What the exercise asks –
Reproduce all entries verbatim, with nothing added or dropped.

* BEGIN Given data *

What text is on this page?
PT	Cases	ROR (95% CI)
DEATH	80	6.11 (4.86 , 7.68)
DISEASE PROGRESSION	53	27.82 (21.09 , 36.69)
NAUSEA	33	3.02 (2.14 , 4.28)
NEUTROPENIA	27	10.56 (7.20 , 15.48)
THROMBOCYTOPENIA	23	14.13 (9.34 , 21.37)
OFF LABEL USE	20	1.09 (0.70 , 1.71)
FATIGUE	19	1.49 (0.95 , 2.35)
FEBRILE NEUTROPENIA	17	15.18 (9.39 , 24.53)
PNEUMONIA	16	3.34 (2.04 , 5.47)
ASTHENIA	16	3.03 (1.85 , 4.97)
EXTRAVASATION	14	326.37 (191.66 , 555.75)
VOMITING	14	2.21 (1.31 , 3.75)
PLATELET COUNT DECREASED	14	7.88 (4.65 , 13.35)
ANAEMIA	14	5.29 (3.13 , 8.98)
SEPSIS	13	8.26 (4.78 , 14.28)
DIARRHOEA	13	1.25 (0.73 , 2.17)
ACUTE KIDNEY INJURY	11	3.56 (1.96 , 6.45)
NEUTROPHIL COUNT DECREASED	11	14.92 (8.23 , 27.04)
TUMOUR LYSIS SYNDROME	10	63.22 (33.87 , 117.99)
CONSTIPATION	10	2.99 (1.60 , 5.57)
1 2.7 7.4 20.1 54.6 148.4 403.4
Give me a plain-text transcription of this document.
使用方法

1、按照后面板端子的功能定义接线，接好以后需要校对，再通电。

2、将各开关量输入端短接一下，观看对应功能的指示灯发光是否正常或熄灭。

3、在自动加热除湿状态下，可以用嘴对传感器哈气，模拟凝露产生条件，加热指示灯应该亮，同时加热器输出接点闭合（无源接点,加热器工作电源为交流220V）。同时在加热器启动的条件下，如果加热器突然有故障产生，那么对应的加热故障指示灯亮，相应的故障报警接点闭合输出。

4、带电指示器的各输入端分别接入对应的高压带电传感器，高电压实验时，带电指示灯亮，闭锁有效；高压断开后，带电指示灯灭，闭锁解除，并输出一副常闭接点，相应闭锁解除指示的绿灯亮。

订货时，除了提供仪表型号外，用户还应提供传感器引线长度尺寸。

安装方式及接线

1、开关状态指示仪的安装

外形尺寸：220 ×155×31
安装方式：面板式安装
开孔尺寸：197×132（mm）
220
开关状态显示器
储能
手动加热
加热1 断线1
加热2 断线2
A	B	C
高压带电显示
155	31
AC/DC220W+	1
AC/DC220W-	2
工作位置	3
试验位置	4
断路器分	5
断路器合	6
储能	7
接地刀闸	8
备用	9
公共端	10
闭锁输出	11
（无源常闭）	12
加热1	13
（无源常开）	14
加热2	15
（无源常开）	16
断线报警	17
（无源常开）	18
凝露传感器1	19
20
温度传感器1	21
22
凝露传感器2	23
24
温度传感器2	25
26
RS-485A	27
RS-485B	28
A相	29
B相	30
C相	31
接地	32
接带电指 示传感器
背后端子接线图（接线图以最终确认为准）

* END Given data *

The output –
What text is on this page?
PT	Cases	ROR (95% CI)
DEATH	80	6.11 (4.86 , 7.68)
DISEASE PROGRESSION	53	27.82 (21.09 , 36.69)
NAUSEA	33	3.02 (2.14 , 4.28)
NEUTROPENIA	27	10.56 (7.20 , 15.48)
THROMBOCYTOPENIA	23	14.13 (9.34 , 21.37)
OFF LABEL USE	20	1.09 (0.70 , 1.71)
FATIGUE	19	1.49 (0.95 , 2.35)
FEBRILE NEUTROPENIA	17	15.18 (9.39 , 24.53)
PNEUMONIA	16	3.34 (2.04 , 5.47)
ASTHENIA	16	3.03 (1.85 , 4.97)
EXTRAVASATION	14	326.37 (191.66 , 555.75)
VOMITING	14	2.21 (1.31 , 3.75)
PLATELET COUNT DECREASED	14	7.88 (4.65 , 13.35)
ANAEMIA	14	5.29 (3.13 , 8.98)
SEPSIS	13	8.26 (4.78 , 14.28)
DIARRHOEA	13	1.25 (0.73 , 2.17)
ACUTE KIDNEY INJURY	11	3.56 (1.96 , 6.45)
NEUTROPHIL COUNT DECREASED	11	14.92 (8.23 , 27.04)
TUMOUR LYSIS SYNDROME	10	63.22 (33.87 , 117.99)
CONSTIPATION	10	2.99 (1.60 , 5.57)
1 2.7 7.4 20.1 54.6 148.4 403.4
Give me a plain-text transcription of this document.
使用方法

1、按照后面板端子的功能定义接线，接好以后需要校对，再通电。

2、将各开关量输入端短接一下，观看对应功能的指示灯发光是否正常或熄灭。

3、在自动加热除湿状态下，可以用嘴对传感器哈气，模拟凝露产生条件，加热指示灯应该亮，同时加热器输出接点闭合（无源接点,加热器工作电源为交流220V）。同时在加热器启动的条件下，如果加热器突然有故障产生，那么对应的加热故障指示灯亮，相应的故障报警接点闭合输出。

4、带电指示器的各输入端分别接入对应的高压带电传感器，高电压实验时，带电指示灯亮，闭锁有效；高压断开后，带电指示灯灭，闭锁解除，并输出一副常闭接点，相应闭锁解除指示的绿灯亮。

订货时，除了提供仪表型号外，用户还应提供传感器引线长度尺寸。

安装方式及接线

1、开关状态指示仪的安装

外形尺寸：220 ×155×31
安装方式：面板式安装
开孔尺寸：197×132（mm）
220
开关状态显示器
储能
手动加热
加热1 断线1
加热2 断线2
A	B	C
高压带电显示
155	31
AC/DC220W+	1
AC/DC220W-	2
工作位置	3
试验位置	4
断路器分	5
断路器合	6
储能	7
接地刀闸	8
备用	9
公共端	10
闭锁输出	11
（无源常闭）	12
加热1	13
（无源常开）	14
加热2	15
（无源常开）	16
断线报警	17
（无源常开）	18
凝露传感器1	19
20
温度传感器1	21
22
凝露传感器2	23
24
温度传感器2	25
26
RS-485A	27
RS-485B	28
A相	29
B相	30
C相	31
接地	32
接带电指 示传感器
背后端子接线图（接线图以最终确认为准）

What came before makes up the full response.